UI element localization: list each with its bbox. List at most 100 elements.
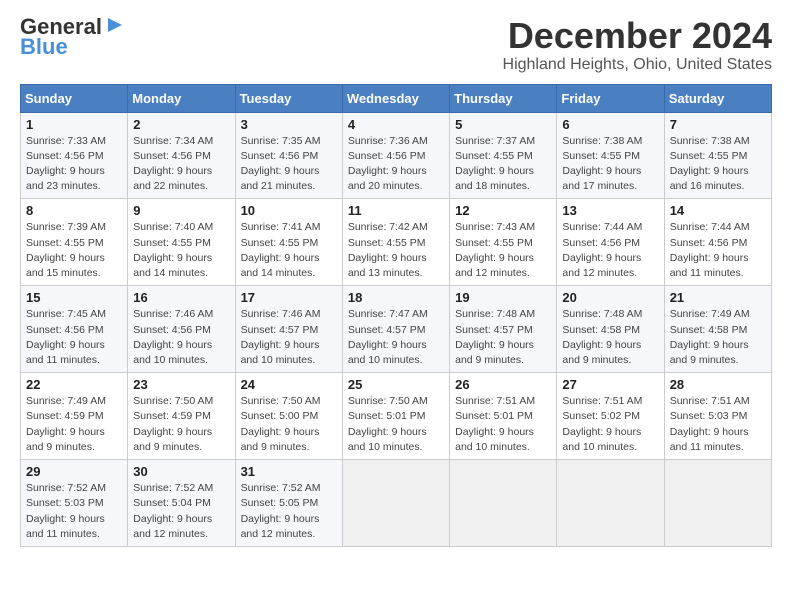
day-number: 5 (455, 117, 551, 132)
day-number: 15 (26, 290, 122, 305)
day-number: 9 (133, 203, 229, 218)
calendar-cell (664, 460, 771, 547)
calendar-cell: 18 Sunrise: 7:47 AMSunset: 4:57 PMDayligh… (342, 286, 449, 373)
day-detail: Sunrise: 7:44 AMSunset: 4:56 PMDaylight:… (562, 220, 658, 281)
day-detail: Sunrise: 7:35 AMSunset: 4:56 PMDaylight:… (241, 134, 337, 195)
day-number: 27 (562, 377, 658, 392)
calendar-cell: 12 Sunrise: 7:43 AMSunset: 4:55 PMDayligh… (450, 199, 557, 286)
day-number: 23 (133, 377, 229, 392)
calendar-cell: 8 Sunrise: 7:39 AMSunset: 4:55 PMDaylight… (21, 199, 128, 286)
calendar-cell: 31Sunrise: 7:52 AMSunset: 5:05 PMDayligh… (235, 460, 342, 547)
calendar-week-row: 29 Sunrise: 7:52 AMSunset: 5:03 PMDayligh… (21, 460, 772, 547)
day-number: 14 (670, 203, 766, 218)
calendar-cell: 27Sunrise: 7:51 AMSunset: 5:02 PMDayligh… (557, 373, 664, 460)
day-detail: Sunrise: 7:47 AMSunset: 4:57 PMDaylight:… (348, 307, 444, 368)
calendar-cell: 30 Sunrise: 7:52 AMSunset: 5:04 PMDayligh… (128, 460, 235, 547)
day-detail: Sunrise: 7:43 AMSunset: 4:55 PMDaylight:… (455, 220, 551, 281)
day-number: 26 (455, 377, 551, 392)
logo: General Blue (20, 16, 126, 60)
day-detail: Sunrise: 7:52 AMSunset: 5:03 PMDaylight:… (26, 481, 122, 542)
calendar-cell (450, 460, 557, 547)
day-detail: Sunrise: 7:44 AMSunset: 4:56 PMDaylight:… (670, 220, 766, 281)
day-number: 2 (133, 117, 229, 132)
calendar-cell (342, 460, 449, 547)
calendar-cell: 14 Sunrise: 7:44 AMSunset: 4:56 PMDayligh… (664, 199, 771, 286)
day-number: 1 (26, 117, 122, 132)
page-subtitle: Highland Heights, Ohio, United States (503, 56, 772, 74)
calendar-cell: 4 Sunrise: 7:36 AMSunset: 4:56 PMDaylight… (342, 112, 449, 199)
day-number: 13 (562, 203, 658, 218)
calendar-header-row: SundayMondayTuesdayWednesdayThursdayFrid… (21, 84, 772, 112)
day-number: 25 (348, 377, 444, 392)
calendar-week-row: 8 Sunrise: 7:39 AMSunset: 4:55 PMDaylight… (21, 199, 772, 286)
day-header-tuesday: Tuesday (235, 84, 342, 112)
calendar-cell: 17Sunrise: 7:46 AMSunset: 4:57 PMDayligh… (235, 286, 342, 373)
day-number: 7 (670, 117, 766, 132)
calendar-cell: 24Sunrise: 7:50 AMSunset: 5:00 PMDayligh… (235, 373, 342, 460)
calendar-cell: 16 Sunrise: 7:46 AMSunset: 4:56 PMDayligh… (128, 286, 235, 373)
day-detail: Sunrise: 7:48 AMSunset: 4:57 PMDaylight:… (455, 307, 551, 368)
day-detail: Sunrise: 7:46 AMSunset: 4:57 PMDaylight:… (241, 307, 337, 368)
calendar-cell: 10Sunrise: 7:41 AMSunset: 4:55 PMDayligh… (235, 199, 342, 286)
day-header-wednesday: Wednesday (342, 84, 449, 112)
day-detail: Sunrise: 7:45 AMSunset: 4:56 PMDaylight:… (26, 307, 122, 368)
day-detail: Sunrise: 7:37 AMSunset: 4:55 PMDaylight:… (455, 134, 551, 195)
day-detail: Sunrise: 7:42 AMSunset: 4:55 PMDaylight:… (348, 220, 444, 281)
day-header-friday: Friday (557, 84, 664, 112)
calendar-cell: 9 Sunrise: 7:40 AMSunset: 4:55 PMDaylight… (128, 199, 235, 286)
day-detail: Sunrise: 7:48 AMSunset: 4:58 PMDaylight:… (562, 307, 658, 368)
calendar-cell: 2 Sunrise: 7:34 AMSunset: 4:56 PMDaylight… (128, 112, 235, 199)
day-number: 30 (133, 464, 229, 479)
calendar-week-row: 22 Sunrise: 7:49 AMSunset: 4:59 PMDayligh… (21, 373, 772, 460)
calendar-cell: 29 Sunrise: 7:52 AMSunset: 5:03 PMDayligh… (21, 460, 128, 547)
day-number: 31 (241, 464, 337, 479)
calendar-cell: 11 Sunrise: 7:42 AMSunset: 4:55 PMDayligh… (342, 199, 449, 286)
calendar-cell: 5 Sunrise: 7:37 AMSunset: 4:55 PMDaylight… (450, 112, 557, 199)
calendar-cell: 15 Sunrise: 7:45 AMSunset: 4:56 PMDayligh… (21, 286, 128, 373)
day-number: 8 (26, 203, 122, 218)
day-number: 21 (670, 290, 766, 305)
calendar-week-row: 15 Sunrise: 7:45 AMSunset: 4:56 PMDayligh… (21, 286, 772, 373)
day-number: 28 (670, 377, 766, 392)
day-number: 3 (241, 117, 337, 132)
day-detail: Sunrise: 7:49 AMSunset: 4:59 PMDaylight:… (26, 394, 122, 455)
calendar-cell: 7 Sunrise: 7:38 AMSunset: 4:55 PMDaylight… (664, 112, 771, 199)
header: General Blue December 2024 Highland Heig… (20, 16, 772, 74)
day-detail: Sunrise: 7:39 AMSunset: 4:55 PMDaylight:… (26, 220, 122, 281)
day-number: 29 (26, 464, 122, 479)
day-detail: Sunrise: 7:34 AMSunset: 4:56 PMDaylight:… (133, 134, 229, 195)
day-number: 22 (26, 377, 122, 392)
day-detail: Sunrise: 7:33 AMSunset: 4:56 PMDaylight:… (26, 134, 122, 195)
day-header-monday: Monday (128, 84, 235, 112)
day-detail: Sunrise: 7:51 AMSunset: 5:01 PMDaylight:… (455, 394, 551, 455)
day-number: 10 (241, 203, 337, 218)
calendar-cell (557, 460, 664, 547)
day-detail: Sunrise: 7:46 AMSunset: 4:56 PMDaylight:… (133, 307, 229, 368)
day-detail: Sunrise: 7:38 AMSunset: 4:55 PMDaylight:… (562, 134, 658, 195)
calendar-cell: 3 Sunrise: 7:35 AMSunset: 4:56 PMDaylight… (235, 112, 342, 199)
calendar-cell: 6 Sunrise: 7:38 AMSunset: 4:55 PMDaylight… (557, 112, 664, 199)
day-number: 4 (348, 117, 444, 132)
calendar-cell: 23 Sunrise: 7:50 AMSunset: 4:59 PMDayligh… (128, 373, 235, 460)
day-number: 12 (455, 203, 551, 218)
day-number: 18 (348, 290, 444, 305)
day-number: 16 (133, 290, 229, 305)
day-detail: Sunrise: 7:51 AMSunset: 5:03 PMDaylight:… (670, 394, 766, 455)
day-number: 6 (562, 117, 658, 132)
calendar-cell: 1 Sunrise: 7:33 AMSunset: 4:56 PMDaylight… (21, 112, 128, 199)
calendar-cell: 26 Sunrise: 7:51 AMSunset: 5:01 PMDayligh… (450, 373, 557, 460)
day-detail: Sunrise: 7:52 AMSunset: 5:04 PMDaylight:… (133, 481, 229, 542)
calendar-cell: 19 Sunrise: 7:48 AMSunset: 4:57 PMDayligh… (450, 286, 557, 373)
day-detail: Sunrise: 7:36 AMSunset: 4:56 PMDaylight:… (348, 134, 444, 195)
calendar-cell: 22 Sunrise: 7:49 AMSunset: 4:59 PMDayligh… (21, 373, 128, 460)
day-number: 19 (455, 290, 551, 305)
day-number: 11 (348, 203, 444, 218)
day-detail: Sunrise: 7:38 AMSunset: 4:55 PMDaylight:… (670, 134, 766, 195)
day-header-thursday: Thursday (450, 84, 557, 112)
calendar-table: SundayMondayTuesdayWednesdayThursdayFrid… (20, 84, 772, 547)
logo-arrow-icon (104, 14, 126, 36)
day-header-saturday: Saturday (664, 84, 771, 112)
title-area: December 2024 Highland Heights, Ohio, Un… (503, 16, 772, 74)
day-detail: Sunrise: 7:50 AMSunset: 4:59 PMDaylight:… (133, 394, 229, 455)
day-detail: Sunrise: 7:40 AMSunset: 4:55 PMDaylight:… (133, 220, 229, 281)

* * *

### GIVEN TASK
Could you repeat everything from the line containing "day-number: 5 (455, 117, 551, 132)" down to the line containing "calendar-cell: 27Sunrise: 7:51", keeping both of those lines?

### EXERCISE RESULT
day-number: 5 (455, 117, 551, 132)
day-number: 15 (26, 290, 122, 305)
day-number: 9 (133, 203, 229, 218)
calendar-cell (664, 460, 771, 547)
calendar-cell: 18 Sunrise: 7:47 AMSunset: 4:57 PMDayligh… (342, 286, 449, 373)
day-detail: Sunrise: 7:44 AMSunset: 4:56 PMDaylight:… (562, 220, 658, 281)
day-detail: Sunrise: 7:35 AMSunset: 4:56 PMDaylight:… (241, 134, 337, 195)
day-number: 27 (562, 377, 658, 392)
calendar-cell: 12 Sunrise: 7:43 AMSunset: 4:55 PMDayligh… (450, 199, 557, 286)
day-number: 23 (133, 377, 229, 392)
calendar-cell: 8 Sunrise: 7:39 AMSunset: 4:55 PMDaylight… (21, 199, 128, 286)
calendar-cell: 31Sunrise: 7:52 AMSunset: 5:05 PMDayligh… (235, 460, 342, 547)
calendar-week-row: 29 Sunrise: 7:52 AMSunset: 5:03 PMDayligh… (21, 460, 772, 547)
day-number: 14 (670, 203, 766, 218)
calendar-cell: 27Sunrise: 7:51 AMSunset: 5:02 PMDayligh… (557, 373, 664, 460)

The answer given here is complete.